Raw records
** begin **
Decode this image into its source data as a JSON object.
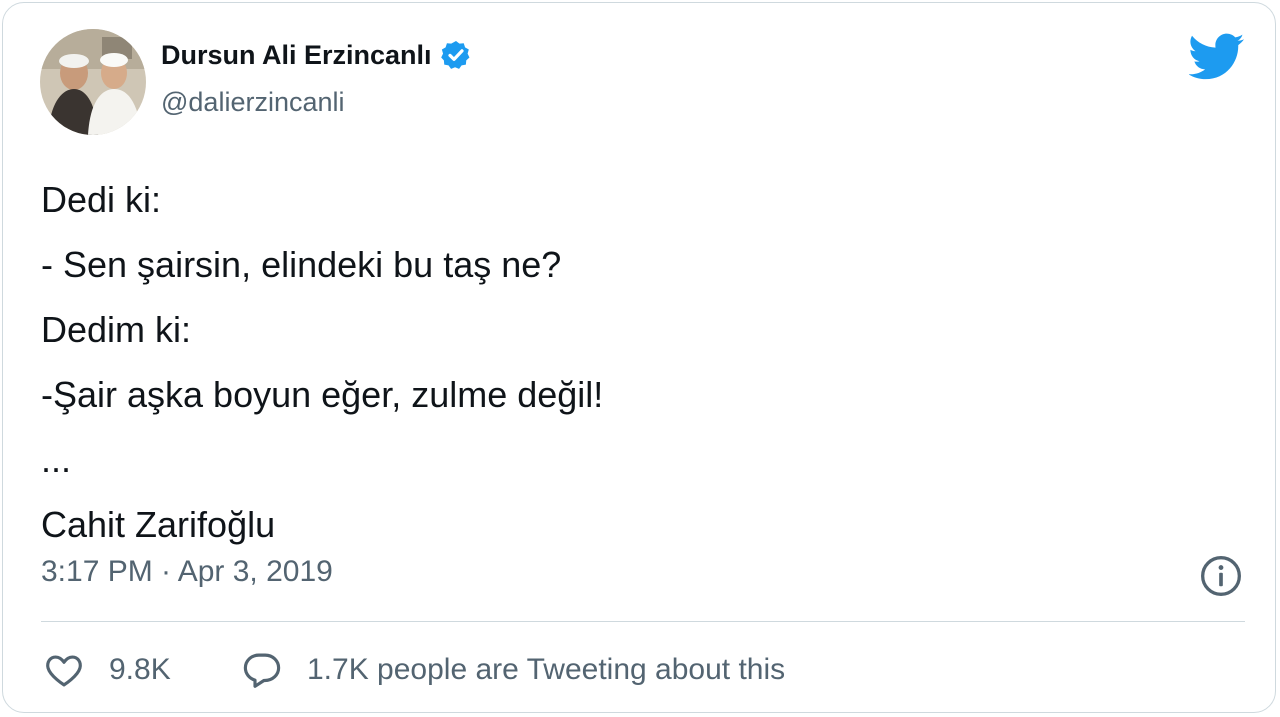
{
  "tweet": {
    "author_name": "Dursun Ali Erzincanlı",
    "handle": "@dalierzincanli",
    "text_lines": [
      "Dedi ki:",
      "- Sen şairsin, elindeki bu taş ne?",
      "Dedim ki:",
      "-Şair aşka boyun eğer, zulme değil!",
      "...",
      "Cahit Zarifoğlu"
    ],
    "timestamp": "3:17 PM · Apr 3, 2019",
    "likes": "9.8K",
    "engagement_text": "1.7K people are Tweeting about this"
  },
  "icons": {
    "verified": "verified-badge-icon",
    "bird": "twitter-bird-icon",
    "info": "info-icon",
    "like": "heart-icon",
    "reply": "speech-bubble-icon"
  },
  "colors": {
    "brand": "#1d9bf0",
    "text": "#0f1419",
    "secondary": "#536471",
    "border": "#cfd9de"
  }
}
** end **
** begin **
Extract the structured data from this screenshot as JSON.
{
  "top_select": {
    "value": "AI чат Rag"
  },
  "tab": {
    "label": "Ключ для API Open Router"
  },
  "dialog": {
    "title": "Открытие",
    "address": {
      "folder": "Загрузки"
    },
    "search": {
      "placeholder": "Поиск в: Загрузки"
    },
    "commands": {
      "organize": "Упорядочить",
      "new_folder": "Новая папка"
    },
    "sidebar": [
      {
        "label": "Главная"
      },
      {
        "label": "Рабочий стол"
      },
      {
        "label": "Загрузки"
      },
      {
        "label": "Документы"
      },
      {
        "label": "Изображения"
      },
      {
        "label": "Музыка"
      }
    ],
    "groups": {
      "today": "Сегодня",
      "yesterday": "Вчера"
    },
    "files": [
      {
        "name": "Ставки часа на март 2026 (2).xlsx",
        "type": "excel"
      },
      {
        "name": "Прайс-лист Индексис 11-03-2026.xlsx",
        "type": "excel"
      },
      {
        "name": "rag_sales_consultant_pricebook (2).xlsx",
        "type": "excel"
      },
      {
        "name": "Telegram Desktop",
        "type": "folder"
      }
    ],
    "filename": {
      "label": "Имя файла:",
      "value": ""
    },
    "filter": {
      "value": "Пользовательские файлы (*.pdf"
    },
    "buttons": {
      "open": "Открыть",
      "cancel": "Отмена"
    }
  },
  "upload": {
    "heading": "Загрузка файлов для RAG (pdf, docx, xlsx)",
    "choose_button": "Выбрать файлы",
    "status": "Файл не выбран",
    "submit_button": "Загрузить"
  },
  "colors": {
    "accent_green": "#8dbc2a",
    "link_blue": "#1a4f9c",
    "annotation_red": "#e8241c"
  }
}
** end **
▸ **Required task**
Find the word "label" in the entries above and gather every line that holds it.

▸ **Correct output**
    "label": "Ключ для API Open Router"
        "label": "Главная"
        "label": "Рабочий стол"
        "label": "Загрузки"
        "label": "Документы"
        "label": "Изображения"
        "label": "Музыка"
      "label": "Имя файла:",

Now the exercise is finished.